==== Records ====
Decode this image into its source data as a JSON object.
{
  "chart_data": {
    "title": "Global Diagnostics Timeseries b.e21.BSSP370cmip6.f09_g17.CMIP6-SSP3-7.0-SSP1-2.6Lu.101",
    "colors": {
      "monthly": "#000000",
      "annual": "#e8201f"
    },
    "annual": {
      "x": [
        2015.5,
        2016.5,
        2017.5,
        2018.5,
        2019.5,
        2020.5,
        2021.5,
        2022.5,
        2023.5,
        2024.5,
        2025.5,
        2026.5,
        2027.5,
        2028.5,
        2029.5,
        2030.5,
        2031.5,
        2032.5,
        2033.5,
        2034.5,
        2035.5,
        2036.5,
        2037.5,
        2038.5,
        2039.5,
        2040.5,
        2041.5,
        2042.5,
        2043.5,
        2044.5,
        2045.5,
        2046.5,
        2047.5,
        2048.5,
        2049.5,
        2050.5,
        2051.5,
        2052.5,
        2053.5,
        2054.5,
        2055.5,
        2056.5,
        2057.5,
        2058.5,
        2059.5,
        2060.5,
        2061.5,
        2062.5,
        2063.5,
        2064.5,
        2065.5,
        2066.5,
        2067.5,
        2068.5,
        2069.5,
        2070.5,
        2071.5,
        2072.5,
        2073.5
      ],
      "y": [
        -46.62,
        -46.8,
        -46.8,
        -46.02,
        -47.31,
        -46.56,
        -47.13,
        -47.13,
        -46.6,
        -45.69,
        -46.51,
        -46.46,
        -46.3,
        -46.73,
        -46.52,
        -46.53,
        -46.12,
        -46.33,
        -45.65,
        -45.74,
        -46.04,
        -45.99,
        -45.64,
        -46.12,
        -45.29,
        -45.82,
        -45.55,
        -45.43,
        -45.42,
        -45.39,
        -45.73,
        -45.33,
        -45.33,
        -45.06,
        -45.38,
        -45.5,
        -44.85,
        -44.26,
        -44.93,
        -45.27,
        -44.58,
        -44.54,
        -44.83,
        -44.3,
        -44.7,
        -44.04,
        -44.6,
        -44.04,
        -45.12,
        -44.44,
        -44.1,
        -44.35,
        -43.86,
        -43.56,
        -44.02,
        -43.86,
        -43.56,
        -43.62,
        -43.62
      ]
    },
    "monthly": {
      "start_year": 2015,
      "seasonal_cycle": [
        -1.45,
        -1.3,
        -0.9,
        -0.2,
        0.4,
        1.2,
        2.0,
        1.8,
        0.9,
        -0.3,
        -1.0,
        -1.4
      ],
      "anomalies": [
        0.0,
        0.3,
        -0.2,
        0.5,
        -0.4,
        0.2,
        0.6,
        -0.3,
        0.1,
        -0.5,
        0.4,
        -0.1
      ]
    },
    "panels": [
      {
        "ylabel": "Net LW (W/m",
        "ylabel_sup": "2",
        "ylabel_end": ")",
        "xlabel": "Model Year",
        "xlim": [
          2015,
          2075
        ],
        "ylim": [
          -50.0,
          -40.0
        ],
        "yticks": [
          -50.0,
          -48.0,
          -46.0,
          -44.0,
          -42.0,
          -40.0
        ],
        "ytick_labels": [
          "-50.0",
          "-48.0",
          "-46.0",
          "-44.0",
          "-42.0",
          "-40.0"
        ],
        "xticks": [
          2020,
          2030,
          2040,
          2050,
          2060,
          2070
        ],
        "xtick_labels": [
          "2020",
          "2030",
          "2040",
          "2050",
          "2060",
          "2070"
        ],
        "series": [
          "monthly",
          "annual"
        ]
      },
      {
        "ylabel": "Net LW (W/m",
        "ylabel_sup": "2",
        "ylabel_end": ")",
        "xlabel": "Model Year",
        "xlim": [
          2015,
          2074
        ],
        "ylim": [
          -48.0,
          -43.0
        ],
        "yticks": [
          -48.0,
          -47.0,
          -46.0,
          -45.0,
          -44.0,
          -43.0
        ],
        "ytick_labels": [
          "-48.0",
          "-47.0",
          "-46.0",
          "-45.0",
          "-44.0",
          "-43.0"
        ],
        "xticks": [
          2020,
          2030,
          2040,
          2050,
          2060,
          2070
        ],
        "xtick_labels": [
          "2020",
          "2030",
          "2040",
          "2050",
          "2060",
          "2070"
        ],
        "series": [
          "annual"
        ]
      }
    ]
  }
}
====
● Task brief
Using the material above, print every entry exactly as written.

● Solution to this task
Decode this image into its source data as a JSON object.
{
  "chart_data": {
    "title": "Global Diagnostics Timeseries b.e21.BSSP370cmip6.f09_g17.CMIP6-SSP3-7.0-SSP1-2.6Lu.101",
    "colors": {
      "monthly": "#000000",
      "annual": "#e8201f"
    },
    "annual": {
      "x": [
        2015.5,
        2016.5,
        2017.5,
        2018.5,
        2019.5,
        2020.5,
        2021.5,
        2022.5,
        2023.5,
        2024.5,
        2025.5,
        2026.5,
        2027.5,
        2028.5,
        2029.5,
        2030.5,
        2031.5,
        2032.5,
        2033.5,
        2034.5,
        2035.5,
        2036.5,
        2037.5,
        2038.5,
        2039.5,
        2040.5,
        2041.5,
        2042.5,
        2043.5,
        2044.5,
        2045.5,
        2046.5,
        2047.5,
        2048.5,
        2049.5,
        2050.5,
        2051.5,
        2052.5,
        2053.5,
        2054.5,
        2055.5,
        2056.5,
        2057.5,
        2058.5,
        2059.5,
        2060.5,
        2061.5,
        2062.5,
        2063.5,
        2064.5,
        2065.5,
        2066.5,
        2067.5,
        2068.5,
        2069.5,
        2070.5,
        2071.5,
        2072.5,
        2073.5
      ],
      "y": [
        -46.62,
        -46.8,
        -46.8,
        -46.02,
        -47.31,
        -46.56,
        -47.13,
        -47.13,
        -46.6,
        -45.69,
        -46.51,
        -46.46,
        -46.3,
        -46.73,
        -46.52,
        -46.53,
        -46.12,
        -46.33,
        -45.65,
        -45.74,
        -46.04,
        -45.99,
        -45.64,
        -46.12,
        -45.29,
        -45.82,
        -45.55,
        -45.43,
        -45.42,
        -45.39,
        -45.73,
        -45.33,
        -45.33,
        -45.06,
        -45.38,
        -45.5,
        -44.85,
        -44.26,
        -44.93,
        -45.27,
        -44.58,
        -44.54,
        -44.83,
        -44.3,
        -44.7,
        -44.04,
        -44.6,
        -44.04,
        -45.12,
        -44.44,
        -44.1,
        -44.35,
        -43.86,
        -43.56,
        -44.02,
        -43.86,
        -43.56,
        -43.62,
        -43.62
      ]
    },
    "monthly": {
      "start_year": 2015,
      "seasonal_cycle": [
        -1.45,
        -1.3,
        -0.9,
        -0.2,
        0.4,
        1.2,
        2.0,
        1.8,
        0.9,
        -0.3,
        -1.0,
        -1.4
      ],
      "anomalies": [
        0.0,
        0.3,
        -0.2,
        0.5,
        -0.4,
        0.2,
        0.6,
        -0.3,
        0.1,
        -0.5,
        0.4,
        -0.1
      ]
    },
    "panels": [
      {
        "ylabel": "Net LW (W/m",
        "ylabel_sup": "2",
        "ylabel_end": ")",
        "xlabel": "Model Year",
        "xlim": [
          2015,
          2075
        ],
        "ylim": [
          -50.0,
          -40.0
        ],
        "yticks": [
          -50.0,
          -48.0,
          -46.0,
          -44.0,
          -42.0,
          -40.0
        ],
        "ytick_labels": [
          "-50.0",
          "-48.0",
          "-46.0",
          "-44.0",
          "-42.0",
          "-40.0"
        ],
        "xticks": [
          2020,
          2030,
          2040,
          2050,
          2060,
          2070
        ],
        "xtick_labels": [
          "2020",
          "2030",
          "2040",
          "2050",
          "2060",
          "2070"
        ],
        "series": [
          "monthly",
          "annual"
        ]
      },
      {
        "ylabel": "Net LW (W/m",
        "ylabel_sup": "2",
        "ylabel_end": ")",
        "xlabel": "Model Year",
        "xlim": [
          2015,
          2074
        ],
        "ylim": [
          -48.0,
          -43.0
        ],
        "yticks": [
          -48.0,
          -47.0,
          -46.0,
          -45.0,
          -44.0,
          -43.0
        ],
        "ytick_labels": [
          "-48.0",
          "-47.0",
          "-46.0",
          "-45.0",
          "-44.0",
          "-43.0"
        ],
        "xticks": [
          2020,
          2030,
          2040,
          2050,
          2060,
          2070
        ],
        "xtick_labels": [
          "2020",
          "2030",
          "2040",
          "2050",
          "2060",
          "2070"
        ],
        "series": [
          "annual"
        ]
      }
    ]
  }
}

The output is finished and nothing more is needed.